**AIM OF THE TASK**: How many lines of these records hold the string "this"? Reply with the number alone.

**GIVEN RECORDS**:
** BEGIN **
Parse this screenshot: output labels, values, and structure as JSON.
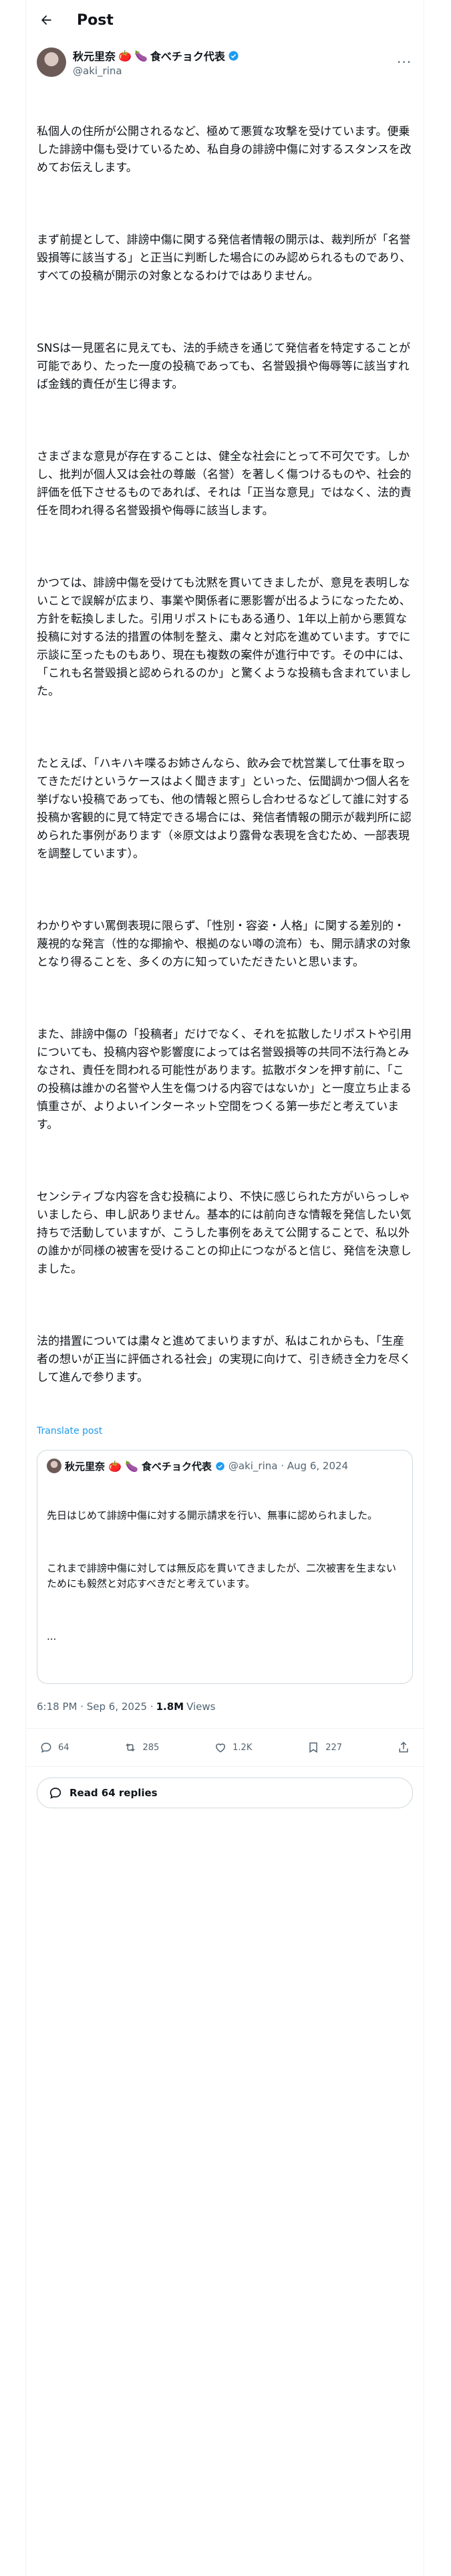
** END **
** BEGIN **
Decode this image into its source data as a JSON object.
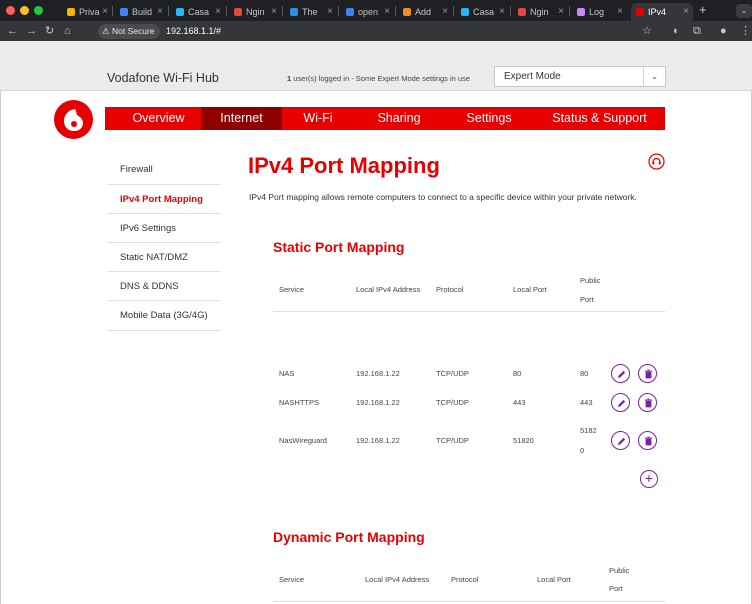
** END **
** BEGIN **
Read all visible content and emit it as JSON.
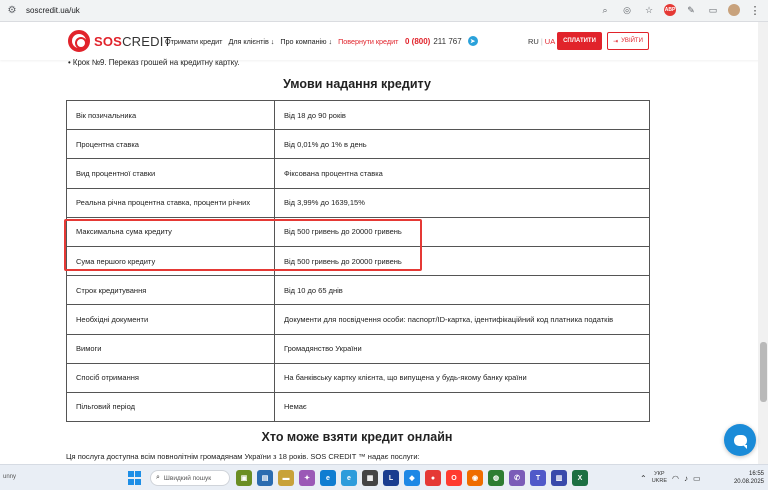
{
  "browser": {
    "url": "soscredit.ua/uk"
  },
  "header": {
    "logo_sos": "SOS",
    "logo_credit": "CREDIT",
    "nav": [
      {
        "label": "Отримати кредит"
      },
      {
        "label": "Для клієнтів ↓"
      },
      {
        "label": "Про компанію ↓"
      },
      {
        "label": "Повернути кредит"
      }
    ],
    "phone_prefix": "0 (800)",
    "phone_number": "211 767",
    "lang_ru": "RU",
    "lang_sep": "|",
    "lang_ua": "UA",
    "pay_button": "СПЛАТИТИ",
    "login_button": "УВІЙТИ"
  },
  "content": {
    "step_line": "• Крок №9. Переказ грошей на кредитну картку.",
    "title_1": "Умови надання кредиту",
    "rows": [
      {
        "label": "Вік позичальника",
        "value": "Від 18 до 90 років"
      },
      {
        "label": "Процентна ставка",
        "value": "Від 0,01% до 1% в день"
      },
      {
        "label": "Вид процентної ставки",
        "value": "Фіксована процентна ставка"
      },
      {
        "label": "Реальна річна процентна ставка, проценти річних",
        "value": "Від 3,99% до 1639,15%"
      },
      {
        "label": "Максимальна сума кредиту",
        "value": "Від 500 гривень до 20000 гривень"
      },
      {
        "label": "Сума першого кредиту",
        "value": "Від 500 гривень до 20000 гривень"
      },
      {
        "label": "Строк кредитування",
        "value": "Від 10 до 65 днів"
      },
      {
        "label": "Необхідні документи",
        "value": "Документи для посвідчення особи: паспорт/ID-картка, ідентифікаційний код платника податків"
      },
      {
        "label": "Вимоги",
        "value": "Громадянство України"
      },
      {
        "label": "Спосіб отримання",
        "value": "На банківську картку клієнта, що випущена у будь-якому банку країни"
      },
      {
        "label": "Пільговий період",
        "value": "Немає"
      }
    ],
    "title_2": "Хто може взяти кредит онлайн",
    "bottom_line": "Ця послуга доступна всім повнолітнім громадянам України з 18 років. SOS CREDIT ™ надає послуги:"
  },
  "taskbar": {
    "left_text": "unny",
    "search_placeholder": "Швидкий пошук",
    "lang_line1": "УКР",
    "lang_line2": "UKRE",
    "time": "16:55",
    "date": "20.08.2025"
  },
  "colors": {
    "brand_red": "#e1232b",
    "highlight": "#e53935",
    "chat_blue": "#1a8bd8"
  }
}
** END **
**FINISHED ANSWER**: 2